╭──

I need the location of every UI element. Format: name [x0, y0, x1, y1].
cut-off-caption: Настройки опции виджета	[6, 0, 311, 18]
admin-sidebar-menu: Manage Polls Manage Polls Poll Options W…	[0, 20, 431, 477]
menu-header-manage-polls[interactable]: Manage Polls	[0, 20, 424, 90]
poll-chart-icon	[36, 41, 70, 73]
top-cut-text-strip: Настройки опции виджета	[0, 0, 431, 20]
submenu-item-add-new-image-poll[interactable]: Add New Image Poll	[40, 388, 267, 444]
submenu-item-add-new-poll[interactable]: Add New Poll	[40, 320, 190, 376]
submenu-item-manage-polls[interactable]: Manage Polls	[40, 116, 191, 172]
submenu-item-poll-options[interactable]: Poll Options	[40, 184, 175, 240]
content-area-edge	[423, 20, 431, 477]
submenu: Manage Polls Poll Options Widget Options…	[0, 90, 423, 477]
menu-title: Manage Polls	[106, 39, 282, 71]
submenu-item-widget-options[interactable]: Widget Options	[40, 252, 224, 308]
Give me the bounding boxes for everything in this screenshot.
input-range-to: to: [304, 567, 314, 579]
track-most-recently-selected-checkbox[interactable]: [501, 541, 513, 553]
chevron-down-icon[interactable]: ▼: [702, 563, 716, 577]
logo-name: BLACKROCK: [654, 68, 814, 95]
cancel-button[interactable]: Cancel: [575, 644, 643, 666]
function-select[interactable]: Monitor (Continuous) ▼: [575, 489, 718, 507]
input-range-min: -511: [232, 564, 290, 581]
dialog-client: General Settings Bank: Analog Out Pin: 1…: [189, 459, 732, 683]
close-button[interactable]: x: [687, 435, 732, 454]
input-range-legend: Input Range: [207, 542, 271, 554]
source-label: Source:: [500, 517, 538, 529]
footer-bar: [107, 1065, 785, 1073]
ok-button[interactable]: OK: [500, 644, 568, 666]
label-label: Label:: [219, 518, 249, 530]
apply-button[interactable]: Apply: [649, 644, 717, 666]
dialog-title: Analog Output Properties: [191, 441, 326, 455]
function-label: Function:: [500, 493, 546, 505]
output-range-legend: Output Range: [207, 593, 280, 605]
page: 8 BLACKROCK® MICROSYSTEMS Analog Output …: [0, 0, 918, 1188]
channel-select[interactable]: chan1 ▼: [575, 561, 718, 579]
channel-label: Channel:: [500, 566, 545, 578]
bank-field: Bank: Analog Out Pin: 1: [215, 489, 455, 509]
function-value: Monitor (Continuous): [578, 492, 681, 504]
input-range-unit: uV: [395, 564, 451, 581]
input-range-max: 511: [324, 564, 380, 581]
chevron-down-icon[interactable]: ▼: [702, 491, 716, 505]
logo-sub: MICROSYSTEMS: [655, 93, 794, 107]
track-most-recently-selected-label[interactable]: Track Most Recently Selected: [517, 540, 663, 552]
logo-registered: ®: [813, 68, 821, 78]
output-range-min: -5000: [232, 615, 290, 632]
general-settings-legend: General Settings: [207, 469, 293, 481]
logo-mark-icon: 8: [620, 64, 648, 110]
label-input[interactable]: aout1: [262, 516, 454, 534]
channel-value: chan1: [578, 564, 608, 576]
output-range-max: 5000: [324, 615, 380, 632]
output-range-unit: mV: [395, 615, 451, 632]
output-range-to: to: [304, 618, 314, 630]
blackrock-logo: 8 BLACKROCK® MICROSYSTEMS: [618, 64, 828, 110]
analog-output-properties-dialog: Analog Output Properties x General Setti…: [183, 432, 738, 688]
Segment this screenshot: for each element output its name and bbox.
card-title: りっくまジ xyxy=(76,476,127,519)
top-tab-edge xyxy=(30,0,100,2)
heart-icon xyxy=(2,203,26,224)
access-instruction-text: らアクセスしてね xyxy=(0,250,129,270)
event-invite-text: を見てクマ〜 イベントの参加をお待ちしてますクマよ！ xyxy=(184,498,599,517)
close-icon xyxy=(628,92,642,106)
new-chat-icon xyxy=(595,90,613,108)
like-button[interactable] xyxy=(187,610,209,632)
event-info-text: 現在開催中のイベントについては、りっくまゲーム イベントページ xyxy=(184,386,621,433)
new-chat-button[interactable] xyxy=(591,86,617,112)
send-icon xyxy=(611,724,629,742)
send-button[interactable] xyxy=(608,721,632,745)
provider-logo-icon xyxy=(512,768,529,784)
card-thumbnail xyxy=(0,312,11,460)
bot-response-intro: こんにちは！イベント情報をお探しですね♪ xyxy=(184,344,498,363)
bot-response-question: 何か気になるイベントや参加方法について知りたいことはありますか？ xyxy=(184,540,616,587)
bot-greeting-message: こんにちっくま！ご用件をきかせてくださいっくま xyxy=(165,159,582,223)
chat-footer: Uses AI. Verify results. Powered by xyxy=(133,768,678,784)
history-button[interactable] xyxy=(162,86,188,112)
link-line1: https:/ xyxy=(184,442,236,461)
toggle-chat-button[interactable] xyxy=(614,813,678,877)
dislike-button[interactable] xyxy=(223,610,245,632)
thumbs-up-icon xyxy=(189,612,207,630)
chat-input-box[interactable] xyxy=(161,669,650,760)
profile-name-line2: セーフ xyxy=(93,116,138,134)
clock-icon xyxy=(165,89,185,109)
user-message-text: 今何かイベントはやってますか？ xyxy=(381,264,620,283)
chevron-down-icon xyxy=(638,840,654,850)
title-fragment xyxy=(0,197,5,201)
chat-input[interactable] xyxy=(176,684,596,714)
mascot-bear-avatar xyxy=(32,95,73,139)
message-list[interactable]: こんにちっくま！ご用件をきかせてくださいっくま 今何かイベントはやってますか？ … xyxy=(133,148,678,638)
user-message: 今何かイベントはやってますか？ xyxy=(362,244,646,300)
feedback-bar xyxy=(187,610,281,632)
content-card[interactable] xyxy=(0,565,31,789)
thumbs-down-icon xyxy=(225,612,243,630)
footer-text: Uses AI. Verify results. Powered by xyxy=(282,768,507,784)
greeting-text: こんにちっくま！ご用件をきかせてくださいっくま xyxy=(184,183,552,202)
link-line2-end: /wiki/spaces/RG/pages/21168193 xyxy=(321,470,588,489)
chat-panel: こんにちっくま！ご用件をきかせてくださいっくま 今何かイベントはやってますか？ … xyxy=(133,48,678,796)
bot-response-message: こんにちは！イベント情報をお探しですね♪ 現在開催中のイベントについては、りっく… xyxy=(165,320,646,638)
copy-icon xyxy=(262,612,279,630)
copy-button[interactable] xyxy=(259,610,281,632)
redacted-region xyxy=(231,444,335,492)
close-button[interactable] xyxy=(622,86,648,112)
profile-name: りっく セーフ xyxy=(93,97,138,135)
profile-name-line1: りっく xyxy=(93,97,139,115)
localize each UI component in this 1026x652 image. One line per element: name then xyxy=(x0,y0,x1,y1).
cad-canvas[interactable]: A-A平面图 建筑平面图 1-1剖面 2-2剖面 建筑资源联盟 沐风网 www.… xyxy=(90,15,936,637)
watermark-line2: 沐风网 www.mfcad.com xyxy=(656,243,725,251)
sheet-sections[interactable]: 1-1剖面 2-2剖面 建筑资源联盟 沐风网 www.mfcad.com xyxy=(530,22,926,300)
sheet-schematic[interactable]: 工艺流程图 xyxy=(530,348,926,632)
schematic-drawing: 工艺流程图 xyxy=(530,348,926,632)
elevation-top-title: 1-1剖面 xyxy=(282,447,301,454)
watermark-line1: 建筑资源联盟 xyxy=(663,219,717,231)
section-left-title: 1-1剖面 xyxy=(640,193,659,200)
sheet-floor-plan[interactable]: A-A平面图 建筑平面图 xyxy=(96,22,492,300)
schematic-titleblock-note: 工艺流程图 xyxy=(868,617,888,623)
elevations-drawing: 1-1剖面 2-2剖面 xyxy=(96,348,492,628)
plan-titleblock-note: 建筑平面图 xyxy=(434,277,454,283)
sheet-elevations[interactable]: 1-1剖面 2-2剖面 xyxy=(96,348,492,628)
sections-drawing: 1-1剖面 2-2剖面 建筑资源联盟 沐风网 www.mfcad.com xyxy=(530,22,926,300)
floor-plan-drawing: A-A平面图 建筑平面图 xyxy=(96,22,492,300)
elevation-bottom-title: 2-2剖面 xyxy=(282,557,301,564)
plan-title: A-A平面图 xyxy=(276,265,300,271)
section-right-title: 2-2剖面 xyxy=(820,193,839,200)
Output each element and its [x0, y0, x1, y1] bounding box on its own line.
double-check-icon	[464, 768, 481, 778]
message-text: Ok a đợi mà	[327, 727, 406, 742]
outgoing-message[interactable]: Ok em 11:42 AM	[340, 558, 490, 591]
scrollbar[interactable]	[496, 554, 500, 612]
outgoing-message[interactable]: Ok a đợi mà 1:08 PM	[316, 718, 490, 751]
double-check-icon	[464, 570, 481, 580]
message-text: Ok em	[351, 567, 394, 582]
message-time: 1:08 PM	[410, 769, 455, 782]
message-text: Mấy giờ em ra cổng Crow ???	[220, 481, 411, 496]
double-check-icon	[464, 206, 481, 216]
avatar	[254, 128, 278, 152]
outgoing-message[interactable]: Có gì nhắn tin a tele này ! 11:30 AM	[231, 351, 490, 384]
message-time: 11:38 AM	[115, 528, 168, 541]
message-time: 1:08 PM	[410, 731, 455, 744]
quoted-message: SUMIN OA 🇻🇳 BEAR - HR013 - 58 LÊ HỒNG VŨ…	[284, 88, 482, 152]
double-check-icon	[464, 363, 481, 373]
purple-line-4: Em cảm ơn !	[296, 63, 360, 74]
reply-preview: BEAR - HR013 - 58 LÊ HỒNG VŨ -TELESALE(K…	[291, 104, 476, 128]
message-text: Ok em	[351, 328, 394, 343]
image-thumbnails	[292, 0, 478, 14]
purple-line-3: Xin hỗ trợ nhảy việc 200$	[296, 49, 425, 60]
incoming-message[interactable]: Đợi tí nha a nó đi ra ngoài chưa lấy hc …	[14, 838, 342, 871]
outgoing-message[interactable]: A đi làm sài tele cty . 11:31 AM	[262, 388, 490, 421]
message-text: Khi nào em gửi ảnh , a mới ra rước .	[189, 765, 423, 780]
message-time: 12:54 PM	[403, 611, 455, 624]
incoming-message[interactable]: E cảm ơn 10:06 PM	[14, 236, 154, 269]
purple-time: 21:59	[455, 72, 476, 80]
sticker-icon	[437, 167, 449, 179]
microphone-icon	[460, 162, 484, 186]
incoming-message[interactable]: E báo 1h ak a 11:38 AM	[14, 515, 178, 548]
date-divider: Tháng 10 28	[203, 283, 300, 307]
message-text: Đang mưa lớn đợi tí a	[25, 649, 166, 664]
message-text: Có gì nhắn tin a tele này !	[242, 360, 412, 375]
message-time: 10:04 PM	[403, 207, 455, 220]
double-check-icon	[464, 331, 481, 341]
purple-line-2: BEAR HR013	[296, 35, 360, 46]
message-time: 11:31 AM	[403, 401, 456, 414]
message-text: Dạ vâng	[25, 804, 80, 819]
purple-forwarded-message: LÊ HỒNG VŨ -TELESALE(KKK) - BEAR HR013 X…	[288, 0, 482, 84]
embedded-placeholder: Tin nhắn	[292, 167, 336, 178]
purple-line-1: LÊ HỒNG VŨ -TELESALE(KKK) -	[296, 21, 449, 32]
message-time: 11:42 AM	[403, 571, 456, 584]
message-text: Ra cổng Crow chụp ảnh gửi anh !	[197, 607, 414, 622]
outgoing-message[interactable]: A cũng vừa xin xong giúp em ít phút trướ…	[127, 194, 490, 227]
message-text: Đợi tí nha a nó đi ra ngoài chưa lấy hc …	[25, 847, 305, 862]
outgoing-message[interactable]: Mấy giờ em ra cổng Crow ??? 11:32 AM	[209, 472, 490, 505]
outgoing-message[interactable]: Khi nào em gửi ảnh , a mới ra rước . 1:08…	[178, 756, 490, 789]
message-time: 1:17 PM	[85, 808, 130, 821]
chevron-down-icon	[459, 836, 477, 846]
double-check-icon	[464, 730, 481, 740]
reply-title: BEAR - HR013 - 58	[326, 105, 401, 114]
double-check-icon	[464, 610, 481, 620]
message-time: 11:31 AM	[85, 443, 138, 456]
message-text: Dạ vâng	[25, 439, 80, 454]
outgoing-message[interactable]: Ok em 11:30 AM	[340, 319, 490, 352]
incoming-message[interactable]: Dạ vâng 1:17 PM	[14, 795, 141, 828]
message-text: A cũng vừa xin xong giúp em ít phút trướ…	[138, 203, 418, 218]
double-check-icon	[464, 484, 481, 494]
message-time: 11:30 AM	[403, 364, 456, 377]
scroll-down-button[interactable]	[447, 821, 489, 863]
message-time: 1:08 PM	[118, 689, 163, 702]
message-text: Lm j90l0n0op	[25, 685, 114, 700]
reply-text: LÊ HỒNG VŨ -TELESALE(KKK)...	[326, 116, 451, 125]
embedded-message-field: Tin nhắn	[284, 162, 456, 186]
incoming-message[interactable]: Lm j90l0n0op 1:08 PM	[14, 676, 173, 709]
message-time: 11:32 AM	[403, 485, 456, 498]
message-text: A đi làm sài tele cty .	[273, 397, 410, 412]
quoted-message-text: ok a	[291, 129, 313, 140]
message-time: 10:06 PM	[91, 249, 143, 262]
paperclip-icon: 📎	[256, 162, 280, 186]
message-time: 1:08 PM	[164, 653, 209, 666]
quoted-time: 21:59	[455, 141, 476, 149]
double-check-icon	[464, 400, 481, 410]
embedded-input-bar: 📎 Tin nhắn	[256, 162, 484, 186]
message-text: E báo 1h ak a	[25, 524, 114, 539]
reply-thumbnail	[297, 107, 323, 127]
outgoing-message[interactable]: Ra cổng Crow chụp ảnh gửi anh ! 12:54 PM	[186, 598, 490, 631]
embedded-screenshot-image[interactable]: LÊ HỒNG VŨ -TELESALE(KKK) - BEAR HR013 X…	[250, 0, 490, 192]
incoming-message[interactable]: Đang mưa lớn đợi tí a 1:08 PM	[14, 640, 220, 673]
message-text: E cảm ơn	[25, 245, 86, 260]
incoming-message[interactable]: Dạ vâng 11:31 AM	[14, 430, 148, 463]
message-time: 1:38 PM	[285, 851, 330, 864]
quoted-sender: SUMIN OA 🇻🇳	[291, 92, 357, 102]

╰──

### REQUIRED TASK
List every line in the listing that contains the word "thumbs".

### EXERCISE OUTPUT
thumbs-up-icon xyxy=(189,612,207,630)
thumbs-down-icon xyxy=(225,612,243,630)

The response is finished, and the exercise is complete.